DATA EXTRACT:

══════

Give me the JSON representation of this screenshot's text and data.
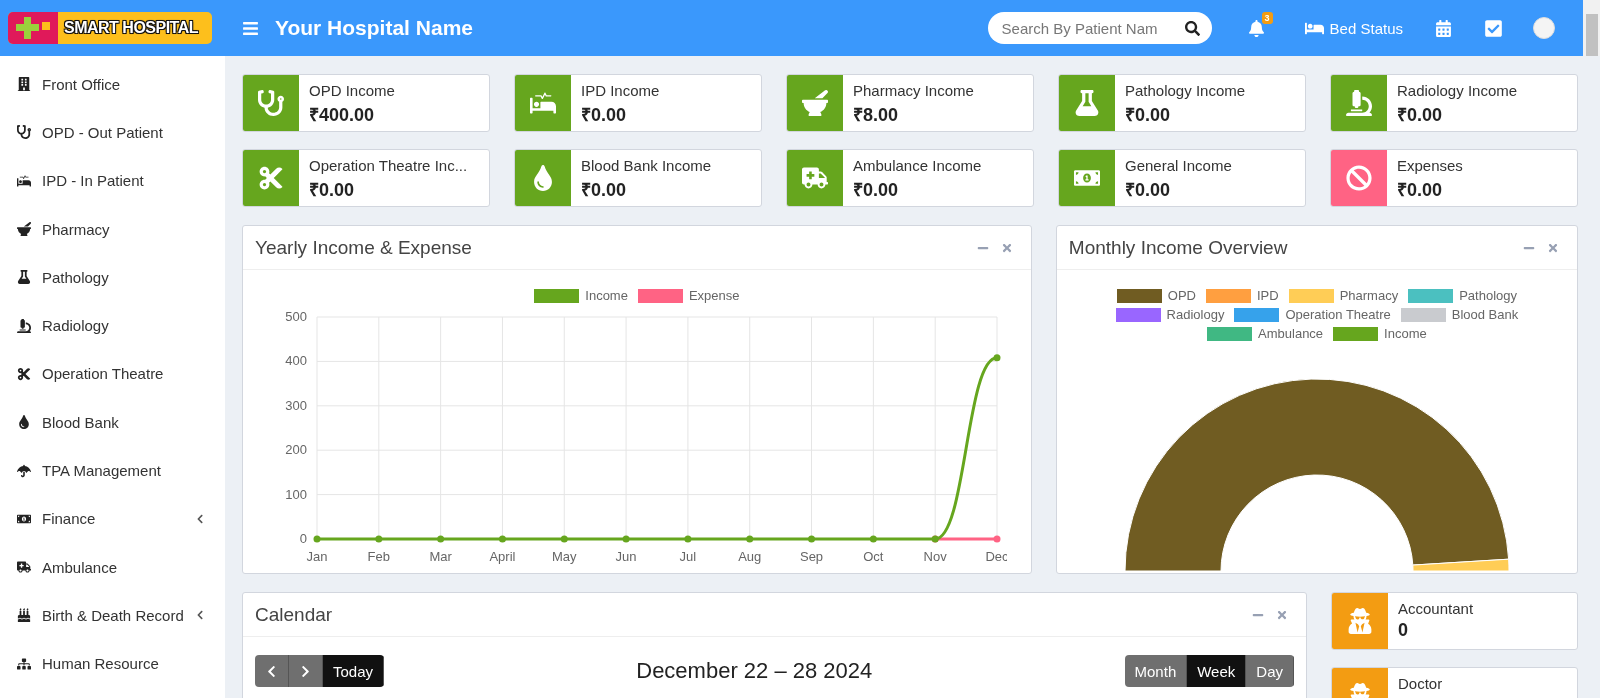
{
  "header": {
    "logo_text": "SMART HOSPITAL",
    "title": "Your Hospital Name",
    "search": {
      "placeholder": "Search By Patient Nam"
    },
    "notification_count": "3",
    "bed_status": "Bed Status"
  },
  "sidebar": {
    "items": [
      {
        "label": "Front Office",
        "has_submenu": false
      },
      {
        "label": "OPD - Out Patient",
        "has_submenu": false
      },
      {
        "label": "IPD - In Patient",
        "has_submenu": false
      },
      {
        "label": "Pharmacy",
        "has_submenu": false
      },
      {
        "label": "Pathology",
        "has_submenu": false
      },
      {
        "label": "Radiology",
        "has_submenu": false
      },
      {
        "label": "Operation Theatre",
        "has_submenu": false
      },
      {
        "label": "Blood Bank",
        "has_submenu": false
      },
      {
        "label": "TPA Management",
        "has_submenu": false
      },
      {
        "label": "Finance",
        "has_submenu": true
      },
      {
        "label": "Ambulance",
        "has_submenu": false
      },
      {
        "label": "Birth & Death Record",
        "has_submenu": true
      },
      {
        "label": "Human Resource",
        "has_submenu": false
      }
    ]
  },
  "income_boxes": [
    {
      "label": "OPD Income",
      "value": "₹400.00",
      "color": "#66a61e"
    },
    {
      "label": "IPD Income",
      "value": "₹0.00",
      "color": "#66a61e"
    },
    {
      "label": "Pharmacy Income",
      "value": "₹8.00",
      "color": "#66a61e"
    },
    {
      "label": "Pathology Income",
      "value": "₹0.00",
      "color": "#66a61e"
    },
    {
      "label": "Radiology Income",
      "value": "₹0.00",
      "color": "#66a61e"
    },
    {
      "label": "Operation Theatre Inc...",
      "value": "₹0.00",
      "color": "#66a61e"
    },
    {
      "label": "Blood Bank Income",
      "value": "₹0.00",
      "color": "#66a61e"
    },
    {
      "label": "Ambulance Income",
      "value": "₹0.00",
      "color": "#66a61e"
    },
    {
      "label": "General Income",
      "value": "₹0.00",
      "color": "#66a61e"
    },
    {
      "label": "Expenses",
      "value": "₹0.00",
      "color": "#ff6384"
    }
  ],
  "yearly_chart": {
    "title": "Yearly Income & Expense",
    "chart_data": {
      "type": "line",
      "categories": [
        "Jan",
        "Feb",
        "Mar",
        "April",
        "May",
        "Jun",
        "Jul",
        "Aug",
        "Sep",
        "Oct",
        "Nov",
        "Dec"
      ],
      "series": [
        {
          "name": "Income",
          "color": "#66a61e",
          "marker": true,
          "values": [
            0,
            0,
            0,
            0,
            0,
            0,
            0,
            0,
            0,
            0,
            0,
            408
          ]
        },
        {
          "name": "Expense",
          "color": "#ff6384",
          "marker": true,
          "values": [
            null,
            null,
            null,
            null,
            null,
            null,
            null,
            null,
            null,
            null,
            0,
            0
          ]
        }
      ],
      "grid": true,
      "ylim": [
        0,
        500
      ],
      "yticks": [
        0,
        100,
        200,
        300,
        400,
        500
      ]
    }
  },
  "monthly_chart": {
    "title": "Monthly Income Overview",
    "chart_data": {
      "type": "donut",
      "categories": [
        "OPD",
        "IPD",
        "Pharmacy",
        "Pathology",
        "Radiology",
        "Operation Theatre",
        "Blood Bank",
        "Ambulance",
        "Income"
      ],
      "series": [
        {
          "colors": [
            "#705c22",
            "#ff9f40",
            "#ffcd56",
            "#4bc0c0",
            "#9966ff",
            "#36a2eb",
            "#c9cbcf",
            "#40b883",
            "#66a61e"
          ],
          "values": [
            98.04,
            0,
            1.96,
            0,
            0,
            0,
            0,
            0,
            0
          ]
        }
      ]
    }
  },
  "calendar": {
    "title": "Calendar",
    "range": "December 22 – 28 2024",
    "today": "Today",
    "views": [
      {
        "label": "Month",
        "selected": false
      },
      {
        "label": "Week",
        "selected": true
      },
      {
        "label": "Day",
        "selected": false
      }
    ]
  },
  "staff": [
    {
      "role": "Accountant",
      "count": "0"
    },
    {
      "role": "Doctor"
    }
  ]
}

══════

INSTRUCTIONS TO FOLLOW: Among the entries above, how many lines hold the word "Pathology"? Reply with only that number.

RESULT OF THE EXERCISE: 3